— Exercise prompt —
Below are some entries. Copy each line that holds the string "West".

— Data items —
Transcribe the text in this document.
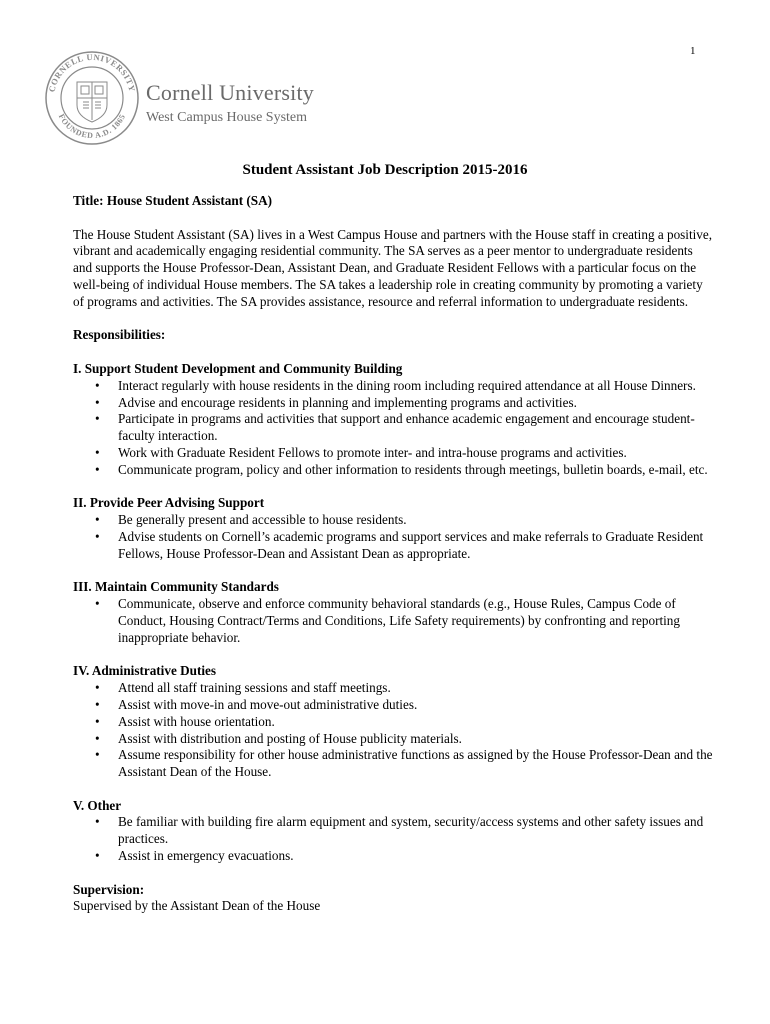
1
CORNELL UNIVERSITY
FOUNDED A.D. 1865
Cornell University
West Campus House System
Student Assistant Job Description 2015-2016

Title: House Student Assistant (SA)

The House Student Assistant (SA) lives in a West Campus House and partners with the House staff in creating a positive, vibrant and academically engaging residential community. The SA serves as a peer mentor to undergraduate residents and supports the House Professor-Dean, Assistant Dean, and Graduate Resident Fellows with a particular focus on the well-being of individual House members. The SA takes a leadership role in creating community by promoting a variety of programs and activities. The SA provides assistance, resource and referral information to undergraduate residents.

Responsibilities:

I. Support Student Development and Community Building
• Interact regularly with house residents in the dining room including required attendance at all House Dinners.
• Advise and encourage residents in planning and implementing programs and activities.
• Participate in programs and activities that support and enhance academic engagement and encourage student-faculty interaction.
• Work with Graduate Resident Fellows to promote inter- and intra-house programs and activities.
• Communicate program, policy and other information to residents through meetings, bulletin boards, e-mail, etc.
II. Provide Peer Advising Support
• Be generally present and accessible to house residents.
• Advise students on Cornell’s academic programs and support services and make referrals to Graduate Resident Fellows, House Professor-Dean and Assistant Dean as appropriate.
III. Maintain Community Standards
• Communicate, observe and enforce community behavioral standards (e.g., House Rules, Campus Code of Conduct, Housing Contract/Terms and Conditions, Life Safety requirements) by confronting and reporting inappropriate behavior.
IV. Administrative Duties
• Attend all staff training sessions and staff meetings.
• Assist with move-in and move-out administrative duties.
• Assist with house orientation.
• Assist with distribution and posting of House publicity materials.
• Assume responsibility for other house administrative functions as assigned by the House Professor-Dean and the Assistant Dean of the House.
V. Other
• Be familiar with building fire alarm equipment and system, security/access systems and other safety issues and practices.
• Assist in emergency evacuations.
Supervision:
Supervised by the Assistant Dean of the House
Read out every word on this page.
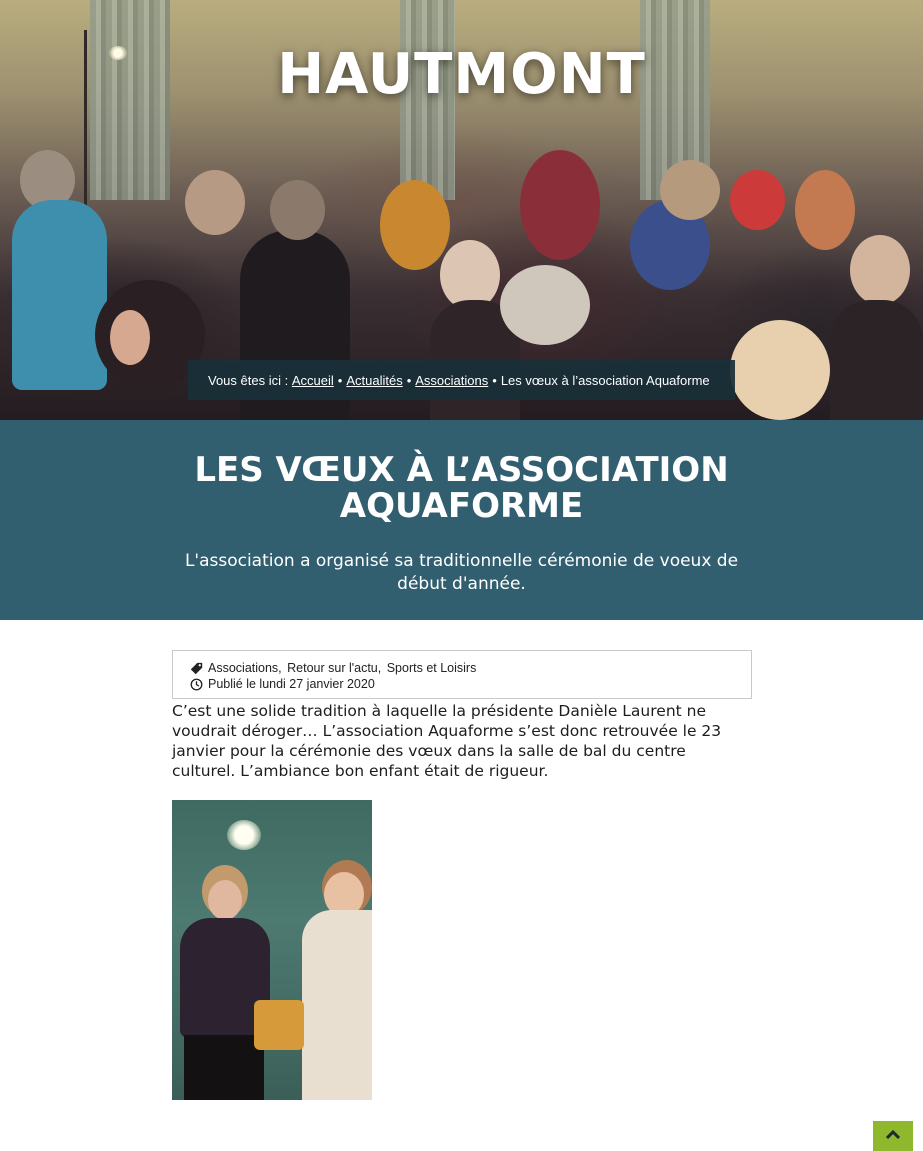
HAUTMONT
Vous êtes ici :
Accueil • Actualités • Associations • Les vœux à l’association Aquaforme
LES VŒUX À L’ASSOCIATION AQUAFORME

L'association a organisé sa traditionnelle cérémonie de voeux de début d'année.

Associations,
Retour sur l'actu,
Sports et Loisirs
Publié le lundi 27 janvier 2020
C’est une solide tradition à laquelle la présidente Danièle Laurent ne voudrait déroger… L’association Aquaforme s’est donc retrouvée le 23 janvier pour la cérémonie des vœux dans la salle de bal du centre culturel. L’ambiance bon enfant était de rigueur.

— Written answer —
West Campus House System
The House Student Assistant (SA) lives in a West Campus House and partners with the House staff in creating a positive, vibrant and academically engaging residential community. The SA serves as a peer mentor to undergraduate residents and supports the House Professor-Dean, Assistant Dean, and Graduate Resident Fellows with a particular focus on the well-being of individual House members. The SA takes a leadership role in creating community by promoting a variety of programs and activities. The SA provides assistance, resource and referral information to undergraduate residents.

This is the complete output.